◆ **Your objective**
Copy out each line below that has the word "JSON" in it.

Collection entries

:::::

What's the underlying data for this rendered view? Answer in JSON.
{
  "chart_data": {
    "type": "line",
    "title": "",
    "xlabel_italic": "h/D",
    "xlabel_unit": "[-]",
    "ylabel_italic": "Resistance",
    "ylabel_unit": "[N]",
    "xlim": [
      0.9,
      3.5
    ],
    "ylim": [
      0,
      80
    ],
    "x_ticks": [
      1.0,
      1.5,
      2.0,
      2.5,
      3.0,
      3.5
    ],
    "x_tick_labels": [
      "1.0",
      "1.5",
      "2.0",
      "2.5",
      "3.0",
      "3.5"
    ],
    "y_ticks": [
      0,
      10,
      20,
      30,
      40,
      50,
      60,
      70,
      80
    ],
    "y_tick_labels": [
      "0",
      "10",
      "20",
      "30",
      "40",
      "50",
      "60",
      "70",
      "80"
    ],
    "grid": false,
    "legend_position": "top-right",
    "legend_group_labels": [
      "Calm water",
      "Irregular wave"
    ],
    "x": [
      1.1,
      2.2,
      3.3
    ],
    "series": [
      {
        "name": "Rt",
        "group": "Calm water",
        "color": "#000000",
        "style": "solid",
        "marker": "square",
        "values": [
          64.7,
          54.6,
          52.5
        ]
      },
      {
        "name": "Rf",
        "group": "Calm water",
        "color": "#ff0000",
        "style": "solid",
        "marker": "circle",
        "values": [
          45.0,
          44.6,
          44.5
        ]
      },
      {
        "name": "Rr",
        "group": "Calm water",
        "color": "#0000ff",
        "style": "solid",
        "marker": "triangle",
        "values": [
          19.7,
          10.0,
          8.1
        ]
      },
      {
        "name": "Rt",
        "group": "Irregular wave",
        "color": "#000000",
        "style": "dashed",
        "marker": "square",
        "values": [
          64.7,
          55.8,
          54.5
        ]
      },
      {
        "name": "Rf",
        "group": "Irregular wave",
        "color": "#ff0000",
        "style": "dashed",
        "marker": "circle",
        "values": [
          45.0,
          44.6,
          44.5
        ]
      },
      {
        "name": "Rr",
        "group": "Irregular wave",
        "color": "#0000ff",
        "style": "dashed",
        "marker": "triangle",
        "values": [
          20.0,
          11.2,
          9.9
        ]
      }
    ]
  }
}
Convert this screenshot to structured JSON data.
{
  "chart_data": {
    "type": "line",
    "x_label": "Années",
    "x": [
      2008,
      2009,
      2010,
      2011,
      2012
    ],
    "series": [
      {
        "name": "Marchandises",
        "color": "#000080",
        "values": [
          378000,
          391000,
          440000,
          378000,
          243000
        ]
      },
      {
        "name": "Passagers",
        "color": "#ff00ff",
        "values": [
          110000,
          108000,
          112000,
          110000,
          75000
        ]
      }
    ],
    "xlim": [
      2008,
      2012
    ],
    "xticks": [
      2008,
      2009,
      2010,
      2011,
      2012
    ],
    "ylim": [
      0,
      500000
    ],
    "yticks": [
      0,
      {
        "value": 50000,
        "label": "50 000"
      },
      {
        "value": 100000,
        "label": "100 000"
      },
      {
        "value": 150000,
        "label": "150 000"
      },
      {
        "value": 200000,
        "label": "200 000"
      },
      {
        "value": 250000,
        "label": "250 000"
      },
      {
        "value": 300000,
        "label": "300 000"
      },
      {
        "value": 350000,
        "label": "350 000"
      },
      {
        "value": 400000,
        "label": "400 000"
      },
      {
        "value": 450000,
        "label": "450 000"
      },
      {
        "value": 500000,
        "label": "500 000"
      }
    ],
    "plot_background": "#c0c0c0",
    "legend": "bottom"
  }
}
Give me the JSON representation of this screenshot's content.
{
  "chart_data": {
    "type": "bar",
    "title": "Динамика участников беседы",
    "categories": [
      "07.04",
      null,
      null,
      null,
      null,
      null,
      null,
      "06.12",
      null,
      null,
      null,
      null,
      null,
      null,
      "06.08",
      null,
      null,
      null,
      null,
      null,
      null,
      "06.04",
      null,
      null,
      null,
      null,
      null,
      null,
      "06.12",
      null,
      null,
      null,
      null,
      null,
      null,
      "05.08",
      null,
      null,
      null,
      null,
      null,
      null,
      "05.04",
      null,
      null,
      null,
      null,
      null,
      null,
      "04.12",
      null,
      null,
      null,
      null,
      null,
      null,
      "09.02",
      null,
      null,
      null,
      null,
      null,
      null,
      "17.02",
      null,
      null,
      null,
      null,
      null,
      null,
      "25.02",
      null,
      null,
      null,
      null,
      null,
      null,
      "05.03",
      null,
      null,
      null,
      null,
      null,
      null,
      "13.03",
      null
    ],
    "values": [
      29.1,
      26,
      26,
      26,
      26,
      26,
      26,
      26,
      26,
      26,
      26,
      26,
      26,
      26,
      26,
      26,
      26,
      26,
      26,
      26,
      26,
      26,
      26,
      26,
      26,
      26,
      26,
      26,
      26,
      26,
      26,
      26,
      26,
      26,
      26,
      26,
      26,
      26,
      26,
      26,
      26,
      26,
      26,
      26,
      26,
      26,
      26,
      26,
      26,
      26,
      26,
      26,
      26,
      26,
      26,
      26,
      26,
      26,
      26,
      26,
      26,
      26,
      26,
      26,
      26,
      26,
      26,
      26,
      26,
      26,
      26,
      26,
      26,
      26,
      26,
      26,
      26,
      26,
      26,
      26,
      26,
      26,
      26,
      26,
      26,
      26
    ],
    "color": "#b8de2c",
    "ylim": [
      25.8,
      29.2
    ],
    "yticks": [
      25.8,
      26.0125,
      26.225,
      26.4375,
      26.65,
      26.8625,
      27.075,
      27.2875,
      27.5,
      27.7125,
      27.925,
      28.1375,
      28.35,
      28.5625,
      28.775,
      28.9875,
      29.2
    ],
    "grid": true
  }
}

:::::

◆ **Solution**
What's the underlying data for this rendered view? Answer in JSON.
Convert this screenshot to structured JSON data.
Give me the JSON representation of this screenshot's content.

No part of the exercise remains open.